• _What needs to be done_:
Every line below should be copied exactly; drop the pictures.

• _Material for this task_:
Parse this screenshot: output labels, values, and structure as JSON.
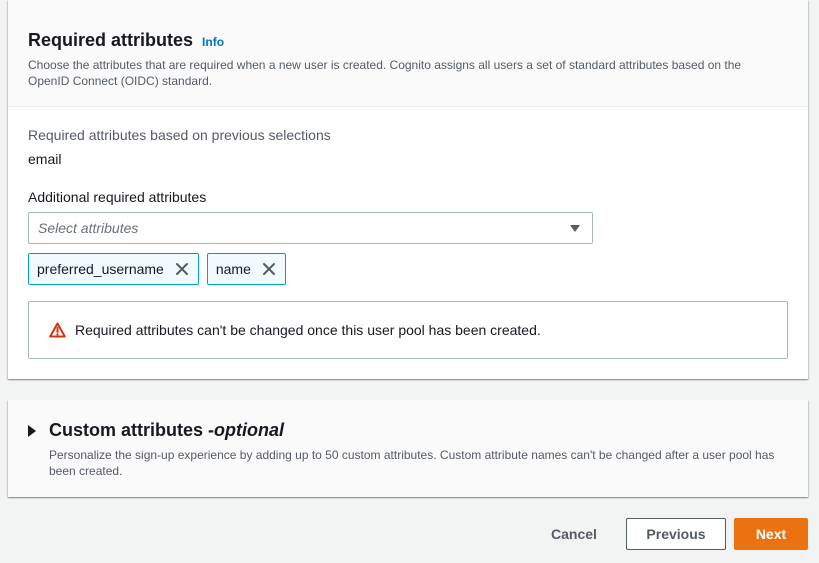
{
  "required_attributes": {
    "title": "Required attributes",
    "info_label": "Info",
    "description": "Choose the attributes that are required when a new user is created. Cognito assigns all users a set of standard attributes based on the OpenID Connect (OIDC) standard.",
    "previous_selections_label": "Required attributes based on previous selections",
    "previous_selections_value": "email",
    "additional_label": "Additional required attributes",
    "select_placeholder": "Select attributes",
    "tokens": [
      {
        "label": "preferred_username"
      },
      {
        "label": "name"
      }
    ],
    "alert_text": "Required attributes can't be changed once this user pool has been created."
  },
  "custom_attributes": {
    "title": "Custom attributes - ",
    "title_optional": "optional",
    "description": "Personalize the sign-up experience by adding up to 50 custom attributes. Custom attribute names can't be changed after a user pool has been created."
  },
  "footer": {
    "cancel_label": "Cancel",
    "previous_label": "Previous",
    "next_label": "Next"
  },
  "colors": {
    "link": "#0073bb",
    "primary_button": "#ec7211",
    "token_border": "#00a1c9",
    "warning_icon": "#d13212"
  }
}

• _Answer to this task_:
Parse this screenshot: output labels, values, and structure as JSON.
{
  "required_attributes": {
    "title": "Required attributes",
    "info_label": "Info",
    "description": "Choose the attributes that are required when a new user is created. Cognito assigns all users a set of standard attributes based on the OpenID Connect (OIDC) standard.",
    "previous_selections_label": "Required attributes based on previous selections",
    "previous_selections_value": "email",
    "additional_label": "Additional required attributes",
    "select_placeholder": "Select attributes",
    "tokens": [
      {
        "label": "preferred_username"
      },
      {
        "label": "name"
      }
    ],
    "alert_text": "Required attributes can't be changed once this user pool has been created."
  },
  "custom_attributes": {
    "title": "Custom attributes - ",
    "title_optional": "optional",
    "description": "Personalize the sign-up experience by adding up to 50 custom attributes. Custom attribute names can't be changed after a user pool has been created."
  },
  "footer": {
    "cancel_label": "Cancel",
    "previous_label": "Previous",
    "next_label": "Next"
  },
  "colors": {
    "link": "#0073bb",
    "primary_button": "#ec7211",
    "token_border": "#00a1c9",
    "warning_icon": "#d13212"
  }
}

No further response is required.